- GOAL
State the number of lines in the material below that have "Льготные" in them, without any other text.

- DATASET CONTENT

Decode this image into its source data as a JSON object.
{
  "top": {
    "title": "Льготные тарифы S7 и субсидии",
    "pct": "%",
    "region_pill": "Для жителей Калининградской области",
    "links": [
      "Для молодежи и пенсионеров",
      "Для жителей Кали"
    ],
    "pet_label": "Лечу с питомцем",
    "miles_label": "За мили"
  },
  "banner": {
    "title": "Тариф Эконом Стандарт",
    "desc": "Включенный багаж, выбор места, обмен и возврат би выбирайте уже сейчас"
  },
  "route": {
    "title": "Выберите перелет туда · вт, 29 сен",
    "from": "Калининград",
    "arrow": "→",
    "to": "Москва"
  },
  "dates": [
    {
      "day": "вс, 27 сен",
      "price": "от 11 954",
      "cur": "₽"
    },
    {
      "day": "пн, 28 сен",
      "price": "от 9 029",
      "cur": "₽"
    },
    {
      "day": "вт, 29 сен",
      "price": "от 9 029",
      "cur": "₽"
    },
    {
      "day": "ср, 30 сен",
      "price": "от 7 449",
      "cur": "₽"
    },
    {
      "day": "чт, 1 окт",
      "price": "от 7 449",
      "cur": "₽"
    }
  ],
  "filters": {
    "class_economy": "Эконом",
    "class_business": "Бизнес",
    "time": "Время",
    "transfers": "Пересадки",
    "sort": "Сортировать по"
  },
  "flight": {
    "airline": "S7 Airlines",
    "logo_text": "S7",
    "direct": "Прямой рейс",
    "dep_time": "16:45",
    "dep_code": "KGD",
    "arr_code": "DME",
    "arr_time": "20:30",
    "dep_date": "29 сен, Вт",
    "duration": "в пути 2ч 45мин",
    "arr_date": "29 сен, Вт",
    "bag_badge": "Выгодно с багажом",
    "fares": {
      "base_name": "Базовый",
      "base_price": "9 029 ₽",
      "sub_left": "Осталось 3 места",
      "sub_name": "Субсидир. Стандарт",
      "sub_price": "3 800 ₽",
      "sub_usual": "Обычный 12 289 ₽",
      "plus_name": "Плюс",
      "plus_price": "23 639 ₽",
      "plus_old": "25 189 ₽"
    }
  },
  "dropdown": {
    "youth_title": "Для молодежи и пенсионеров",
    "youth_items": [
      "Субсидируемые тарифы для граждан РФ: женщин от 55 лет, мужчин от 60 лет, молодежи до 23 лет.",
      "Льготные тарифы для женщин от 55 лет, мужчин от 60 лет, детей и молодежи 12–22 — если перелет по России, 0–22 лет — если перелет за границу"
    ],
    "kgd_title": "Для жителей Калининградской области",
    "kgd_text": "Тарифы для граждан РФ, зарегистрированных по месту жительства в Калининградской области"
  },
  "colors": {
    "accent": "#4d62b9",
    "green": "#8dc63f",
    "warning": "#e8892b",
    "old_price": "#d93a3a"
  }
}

- SOLUTION TO THIS TASK
2